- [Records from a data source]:
▬▬▬
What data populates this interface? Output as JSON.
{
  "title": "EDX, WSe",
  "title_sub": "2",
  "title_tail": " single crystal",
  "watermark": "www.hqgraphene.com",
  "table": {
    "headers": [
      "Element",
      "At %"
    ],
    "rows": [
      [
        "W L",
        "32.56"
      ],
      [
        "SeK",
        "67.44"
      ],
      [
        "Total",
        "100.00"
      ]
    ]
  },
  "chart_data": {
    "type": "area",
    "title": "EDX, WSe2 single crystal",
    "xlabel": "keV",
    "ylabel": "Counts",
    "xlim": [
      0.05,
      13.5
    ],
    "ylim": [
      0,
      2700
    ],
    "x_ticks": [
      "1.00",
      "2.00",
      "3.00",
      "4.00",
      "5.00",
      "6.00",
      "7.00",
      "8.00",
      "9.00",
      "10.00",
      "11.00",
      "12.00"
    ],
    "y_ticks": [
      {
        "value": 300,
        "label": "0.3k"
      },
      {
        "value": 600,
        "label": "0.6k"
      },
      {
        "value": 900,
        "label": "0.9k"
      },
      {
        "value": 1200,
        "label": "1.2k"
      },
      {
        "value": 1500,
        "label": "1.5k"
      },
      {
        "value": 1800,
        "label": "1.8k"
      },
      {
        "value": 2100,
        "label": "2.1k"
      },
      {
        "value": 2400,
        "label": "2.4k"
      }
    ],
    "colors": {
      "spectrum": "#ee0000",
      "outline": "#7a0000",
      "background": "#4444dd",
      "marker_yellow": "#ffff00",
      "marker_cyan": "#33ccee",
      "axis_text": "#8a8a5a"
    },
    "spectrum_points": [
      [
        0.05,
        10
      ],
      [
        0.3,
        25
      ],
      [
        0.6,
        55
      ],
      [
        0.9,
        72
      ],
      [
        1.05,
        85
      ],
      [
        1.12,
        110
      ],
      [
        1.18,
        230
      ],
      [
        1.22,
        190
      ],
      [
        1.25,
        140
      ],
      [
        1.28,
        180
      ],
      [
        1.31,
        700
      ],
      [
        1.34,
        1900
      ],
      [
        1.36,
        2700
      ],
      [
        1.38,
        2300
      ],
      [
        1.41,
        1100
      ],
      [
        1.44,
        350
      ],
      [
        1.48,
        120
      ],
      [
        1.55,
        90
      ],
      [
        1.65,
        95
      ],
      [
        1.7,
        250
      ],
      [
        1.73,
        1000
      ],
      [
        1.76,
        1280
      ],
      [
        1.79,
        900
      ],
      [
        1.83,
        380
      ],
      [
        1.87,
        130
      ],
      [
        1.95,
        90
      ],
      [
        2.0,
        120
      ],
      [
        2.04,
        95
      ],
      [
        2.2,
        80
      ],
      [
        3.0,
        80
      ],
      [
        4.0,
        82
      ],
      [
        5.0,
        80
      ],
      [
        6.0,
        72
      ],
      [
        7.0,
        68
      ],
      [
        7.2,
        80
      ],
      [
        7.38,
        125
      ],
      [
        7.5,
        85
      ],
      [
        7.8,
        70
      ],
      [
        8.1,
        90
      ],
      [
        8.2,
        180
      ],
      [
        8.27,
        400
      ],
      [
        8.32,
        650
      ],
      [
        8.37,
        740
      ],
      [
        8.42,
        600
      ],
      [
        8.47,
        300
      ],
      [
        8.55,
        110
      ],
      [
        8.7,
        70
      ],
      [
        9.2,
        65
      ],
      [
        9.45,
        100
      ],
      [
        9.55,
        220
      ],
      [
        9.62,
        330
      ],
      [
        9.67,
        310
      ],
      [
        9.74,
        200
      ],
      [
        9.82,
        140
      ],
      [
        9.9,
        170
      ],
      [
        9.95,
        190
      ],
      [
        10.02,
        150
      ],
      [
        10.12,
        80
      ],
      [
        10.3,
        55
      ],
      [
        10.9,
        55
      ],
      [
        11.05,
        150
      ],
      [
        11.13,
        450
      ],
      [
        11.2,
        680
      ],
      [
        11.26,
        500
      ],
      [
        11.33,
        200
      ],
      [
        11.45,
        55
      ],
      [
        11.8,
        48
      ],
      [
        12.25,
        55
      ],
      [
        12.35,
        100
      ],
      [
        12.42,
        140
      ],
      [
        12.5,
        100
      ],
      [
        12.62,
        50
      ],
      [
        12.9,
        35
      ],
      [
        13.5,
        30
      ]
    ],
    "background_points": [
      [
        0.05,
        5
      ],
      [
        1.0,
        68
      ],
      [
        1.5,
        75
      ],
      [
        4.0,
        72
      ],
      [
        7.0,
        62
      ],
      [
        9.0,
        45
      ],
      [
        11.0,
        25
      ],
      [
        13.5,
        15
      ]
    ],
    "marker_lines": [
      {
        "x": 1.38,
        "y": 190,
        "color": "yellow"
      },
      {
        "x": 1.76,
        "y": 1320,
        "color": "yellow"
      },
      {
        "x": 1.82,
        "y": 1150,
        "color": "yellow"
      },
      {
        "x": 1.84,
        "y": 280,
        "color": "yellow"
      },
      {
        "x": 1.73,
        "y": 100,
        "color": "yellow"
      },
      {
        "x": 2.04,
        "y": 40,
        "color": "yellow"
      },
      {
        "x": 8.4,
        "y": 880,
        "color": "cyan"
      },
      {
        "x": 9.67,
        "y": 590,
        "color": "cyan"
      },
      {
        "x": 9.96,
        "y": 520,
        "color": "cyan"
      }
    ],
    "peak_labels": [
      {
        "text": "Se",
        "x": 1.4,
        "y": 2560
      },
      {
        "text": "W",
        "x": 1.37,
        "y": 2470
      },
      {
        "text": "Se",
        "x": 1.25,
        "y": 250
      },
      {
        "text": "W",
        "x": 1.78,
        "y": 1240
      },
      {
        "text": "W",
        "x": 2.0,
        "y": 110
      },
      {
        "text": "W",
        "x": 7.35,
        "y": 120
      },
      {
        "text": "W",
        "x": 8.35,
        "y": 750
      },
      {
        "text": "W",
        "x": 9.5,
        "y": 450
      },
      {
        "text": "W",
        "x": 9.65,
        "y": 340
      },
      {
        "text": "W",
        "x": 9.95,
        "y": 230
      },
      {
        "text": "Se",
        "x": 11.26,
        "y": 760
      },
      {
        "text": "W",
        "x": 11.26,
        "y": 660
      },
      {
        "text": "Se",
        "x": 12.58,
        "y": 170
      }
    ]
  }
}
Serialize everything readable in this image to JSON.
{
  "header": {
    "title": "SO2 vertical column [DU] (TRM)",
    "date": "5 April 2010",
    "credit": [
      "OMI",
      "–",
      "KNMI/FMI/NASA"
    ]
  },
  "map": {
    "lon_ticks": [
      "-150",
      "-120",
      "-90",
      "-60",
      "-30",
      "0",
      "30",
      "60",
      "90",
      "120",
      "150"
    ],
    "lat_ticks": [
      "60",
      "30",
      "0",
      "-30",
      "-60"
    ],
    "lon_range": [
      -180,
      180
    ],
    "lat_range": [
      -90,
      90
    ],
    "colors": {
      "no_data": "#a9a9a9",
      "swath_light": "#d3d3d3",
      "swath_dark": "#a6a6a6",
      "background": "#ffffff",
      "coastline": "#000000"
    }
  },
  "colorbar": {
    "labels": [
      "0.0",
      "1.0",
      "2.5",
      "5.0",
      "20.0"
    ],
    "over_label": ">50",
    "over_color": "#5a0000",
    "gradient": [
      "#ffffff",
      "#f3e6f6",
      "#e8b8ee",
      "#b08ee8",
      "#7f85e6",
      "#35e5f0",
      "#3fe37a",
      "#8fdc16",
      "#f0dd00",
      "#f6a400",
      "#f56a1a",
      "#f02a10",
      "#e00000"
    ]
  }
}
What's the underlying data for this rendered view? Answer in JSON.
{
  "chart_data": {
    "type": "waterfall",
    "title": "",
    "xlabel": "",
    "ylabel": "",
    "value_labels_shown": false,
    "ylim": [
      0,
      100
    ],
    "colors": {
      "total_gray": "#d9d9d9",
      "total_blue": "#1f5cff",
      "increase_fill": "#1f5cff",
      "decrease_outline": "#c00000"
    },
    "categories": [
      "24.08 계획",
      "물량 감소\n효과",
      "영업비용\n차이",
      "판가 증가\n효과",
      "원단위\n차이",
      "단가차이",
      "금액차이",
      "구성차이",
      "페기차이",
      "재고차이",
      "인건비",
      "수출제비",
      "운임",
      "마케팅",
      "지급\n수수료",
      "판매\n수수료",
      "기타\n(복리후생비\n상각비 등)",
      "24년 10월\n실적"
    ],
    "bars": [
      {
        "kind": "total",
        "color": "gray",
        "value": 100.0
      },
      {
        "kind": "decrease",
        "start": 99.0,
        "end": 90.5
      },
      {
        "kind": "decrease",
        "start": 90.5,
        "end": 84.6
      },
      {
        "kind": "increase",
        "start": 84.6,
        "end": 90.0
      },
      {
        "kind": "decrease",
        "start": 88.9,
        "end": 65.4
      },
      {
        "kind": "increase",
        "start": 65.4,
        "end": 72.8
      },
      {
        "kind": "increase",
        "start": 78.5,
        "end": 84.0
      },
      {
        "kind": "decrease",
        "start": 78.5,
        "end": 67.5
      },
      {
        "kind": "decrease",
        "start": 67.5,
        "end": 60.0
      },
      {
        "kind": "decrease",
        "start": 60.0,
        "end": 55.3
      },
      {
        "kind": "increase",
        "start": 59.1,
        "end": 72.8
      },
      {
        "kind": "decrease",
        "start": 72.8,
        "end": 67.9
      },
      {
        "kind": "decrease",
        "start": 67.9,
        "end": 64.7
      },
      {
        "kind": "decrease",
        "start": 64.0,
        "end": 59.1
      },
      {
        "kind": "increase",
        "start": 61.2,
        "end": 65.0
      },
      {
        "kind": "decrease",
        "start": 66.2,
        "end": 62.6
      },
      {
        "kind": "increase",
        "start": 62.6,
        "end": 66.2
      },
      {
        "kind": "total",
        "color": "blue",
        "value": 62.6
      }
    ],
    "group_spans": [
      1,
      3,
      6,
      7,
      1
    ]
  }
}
▬▬▬
- [INSTRUCTIONS TO FOLLOW]:
Locate each line containing the string "crystal" and show it.

- [FULL SOLUTION]:
  "title_tail": " single crystal",
    "title": "EDX, WSe2 single crystal",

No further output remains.